Job :: Each entry below is to be duplicated verbatim.

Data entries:
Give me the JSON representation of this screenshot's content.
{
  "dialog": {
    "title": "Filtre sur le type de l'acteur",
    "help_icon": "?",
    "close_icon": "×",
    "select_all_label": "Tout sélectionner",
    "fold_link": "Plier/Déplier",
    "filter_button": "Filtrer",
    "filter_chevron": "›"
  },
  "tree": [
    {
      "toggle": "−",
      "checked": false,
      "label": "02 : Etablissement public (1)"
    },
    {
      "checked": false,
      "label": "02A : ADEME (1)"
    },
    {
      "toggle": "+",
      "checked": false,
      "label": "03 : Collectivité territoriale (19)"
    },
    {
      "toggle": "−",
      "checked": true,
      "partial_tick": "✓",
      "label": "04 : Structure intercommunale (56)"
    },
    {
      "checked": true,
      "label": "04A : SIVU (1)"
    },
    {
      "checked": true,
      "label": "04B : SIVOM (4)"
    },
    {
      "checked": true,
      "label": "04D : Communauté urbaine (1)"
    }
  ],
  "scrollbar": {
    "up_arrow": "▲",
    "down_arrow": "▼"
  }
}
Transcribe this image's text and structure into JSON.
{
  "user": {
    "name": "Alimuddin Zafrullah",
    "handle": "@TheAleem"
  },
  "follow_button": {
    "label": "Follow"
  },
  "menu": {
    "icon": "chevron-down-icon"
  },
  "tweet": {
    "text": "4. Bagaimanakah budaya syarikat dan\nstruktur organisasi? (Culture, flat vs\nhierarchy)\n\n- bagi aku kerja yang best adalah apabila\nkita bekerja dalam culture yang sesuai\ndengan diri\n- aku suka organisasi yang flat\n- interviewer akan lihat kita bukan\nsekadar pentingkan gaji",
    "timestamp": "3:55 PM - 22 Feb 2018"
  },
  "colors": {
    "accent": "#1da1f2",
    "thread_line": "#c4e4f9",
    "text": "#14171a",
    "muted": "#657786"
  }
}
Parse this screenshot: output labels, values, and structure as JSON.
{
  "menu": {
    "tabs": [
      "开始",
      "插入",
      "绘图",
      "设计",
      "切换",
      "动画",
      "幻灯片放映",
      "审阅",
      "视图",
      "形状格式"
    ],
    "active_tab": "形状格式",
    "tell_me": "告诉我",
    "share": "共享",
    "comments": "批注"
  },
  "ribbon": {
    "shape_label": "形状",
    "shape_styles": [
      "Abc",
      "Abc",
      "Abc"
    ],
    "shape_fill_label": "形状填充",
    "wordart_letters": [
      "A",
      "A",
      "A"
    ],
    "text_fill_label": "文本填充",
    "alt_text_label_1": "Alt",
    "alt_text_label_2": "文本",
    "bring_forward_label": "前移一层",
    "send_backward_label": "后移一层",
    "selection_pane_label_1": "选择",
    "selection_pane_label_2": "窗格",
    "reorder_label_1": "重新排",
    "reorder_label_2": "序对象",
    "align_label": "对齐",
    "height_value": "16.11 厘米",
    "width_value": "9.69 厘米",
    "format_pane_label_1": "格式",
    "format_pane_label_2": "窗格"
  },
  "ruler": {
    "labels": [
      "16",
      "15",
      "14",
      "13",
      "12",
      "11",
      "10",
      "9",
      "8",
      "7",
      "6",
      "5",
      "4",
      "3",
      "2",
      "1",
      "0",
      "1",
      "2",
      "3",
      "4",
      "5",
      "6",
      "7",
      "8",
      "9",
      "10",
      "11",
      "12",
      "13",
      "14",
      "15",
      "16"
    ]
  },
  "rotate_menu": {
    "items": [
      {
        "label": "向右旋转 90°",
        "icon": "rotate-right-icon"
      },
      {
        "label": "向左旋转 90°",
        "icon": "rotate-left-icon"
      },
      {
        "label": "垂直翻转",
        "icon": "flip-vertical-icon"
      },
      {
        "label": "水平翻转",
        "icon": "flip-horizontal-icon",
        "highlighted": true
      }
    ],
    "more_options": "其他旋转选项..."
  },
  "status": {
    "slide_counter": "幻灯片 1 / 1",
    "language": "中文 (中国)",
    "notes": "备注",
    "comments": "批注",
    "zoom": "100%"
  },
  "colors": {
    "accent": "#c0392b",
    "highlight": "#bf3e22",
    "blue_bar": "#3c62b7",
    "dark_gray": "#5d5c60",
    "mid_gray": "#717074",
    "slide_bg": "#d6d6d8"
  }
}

Answer ::
Give me the JSON representation of this screenshot's content.
{
  "dialog": {
    "title": "Filtre sur le type de l'acteur",
    "help_icon": "?",
    "close_icon": "×",
    "select_all_label": "Tout sélectionner",
    "fold_link": "Plier/Déplier",
    "filter_button": "Filtrer",
    "filter_chevron": "›"
  },
  "tree": [
    {
      "toggle": "−",
      "checked": false,
      "label": "02 : Etablissement public (1)"
    },
    {
      "checked": false,
      "label": "02A : ADEME (1)"
    },
    {
      "toggle": "+",
      "checked": false,
      "label": "03 : Collectivité territoriale (19)"
    },
    {
      "toggle": "−",
      "checked": true,
      "partial_tick": "✓",
      "label": "04 : Structure intercommunale (56)"
    },
    {
      "checked": true,
      "label": "04A : SIVU (1)"
    },
    {
      "checked": true,
      "label": "04B : SIVOM (4)"
    },
    {
      "checked": true,
      "label": "04D : Communauté urbaine (1)"
    }
  ],
  "scrollbar": {
    "up_arrow": "▲",
    "down_arrow": "▼"
  }
}
Transcribe this image's text and structure into JSON.
{
  "user": {
    "name": "Alimuddin Zafrullah",
    "handle": "@TheAleem"
  },
  "follow_button": {
    "label": "Follow"
  },
  "menu": {
    "icon": "chevron-down-icon"
  },
  "tweet": {
    "text": "4. Bagaimanakah budaya syarikat dan\nstruktur organisasi? (Culture, flat vs\nhierarchy)\n\n- bagi aku kerja yang best adalah apabila\nkita bekerja dalam culture yang sesuai\ndengan diri\n- aku suka organisasi yang flat\n- interviewer akan lihat kita bukan\nsekadar pentingkan gaji",
    "timestamp": "3:55 PM - 22 Feb 2018"
  },
  "colors": {
    "accent": "#1da1f2",
    "thread_line": "#c4e4f9",
    "text": "#14171a",
    "muted": "#657786"
  }
}
Parse this screenshot: output labels, values, and structure as JSON.
{
  "menu": {
    "tabs": [
      "开始",
      "插入",
      "绘图",
      "设计",
      "切换",
      "动画",
      "幻灯片放映",
      "审阅",
      "视图",
      "形状格式"
    ],
    "active_tab": "形状格式",
    "tell_me": "告诉我",
    "share": "共享",
    "comments": "批注"
  },
  "ribbon": {
    "shape_label": "形状",
    "shape_styles": [
      "Abc",
      "Abc",
      "Abc"
    ],
    "shape_fill_label": "形状填充",
    "wordart_letters": [
      "A",
      "A",
      "A"
    ],
    "text_fill_label": "文本填充",
    "alt_text_label_1": "Alt",
    "alt_text_label_2": "文本",
    "bring_forward_label": "前移一层",
    "send_backward_label": "后移一层",
    "selection_pane_label_1": "选择",
    "selection_pane_label_2": "窗格",
    "reorder_label_1": "重新排",
    "reorder_label_2": "序对象",
    "align_label": "对齐",
    "height_value": "16.11 厘米",
    "width_value": "9.69 厘米",
    "format_pane_label_1": "格式",
    "format_pane_label_2": "窗格"
  },
  "ruler": {
    "labels": [
      "16",
      "15",
      "14",
      "13",
      "12",
      "11",
      "10",
      "9",
      "8",
      "7",
      "6",
      "5",
      "4",
      "3",
      "2",
      "1",
      "0",
      "1",
      "2",
      "3",
      "4",
      "5",
      "6",
      "7",
      "8",
      "9",
      "10",
      "11",
      "12",
      "13",
      "14",
      "15",
      "16"
    ]
  },
  "rotate_menu": {
    "items": [
      {
        "label": "向右旋转 90°",
        "icon": "rotate-right-icon"
      },
      {
        "label": "向左旋转 90°",
        "icon": "rotate-left-icon"
      },
      {
        "label": "垂直翻转",
        "icon": "flip-vertical-icon"
      },
      {
        "label": "水平翻转",
        "icon": "flip-horizontal-icon",
        "highlighted": true
      }
    ],
    "more_options": "其他旋转选项..."
  },
  "status": {
    "slide_counter": "幻灯片 1 / 1",
    "language": "中文 (中国)",
    "notes": "备注",
    "comments": "批注",
    "zoom": "100%"
  },
  "colors": {
    "accent": "#c0392b",
    "highlight": "#bf3e22",
    "blue_bar": "#3c62b7",
    "dark_gray": "#5d5c60",
    "mid_gray": "#717074",
    "slide_bg": "#d6d6d8"
  }
}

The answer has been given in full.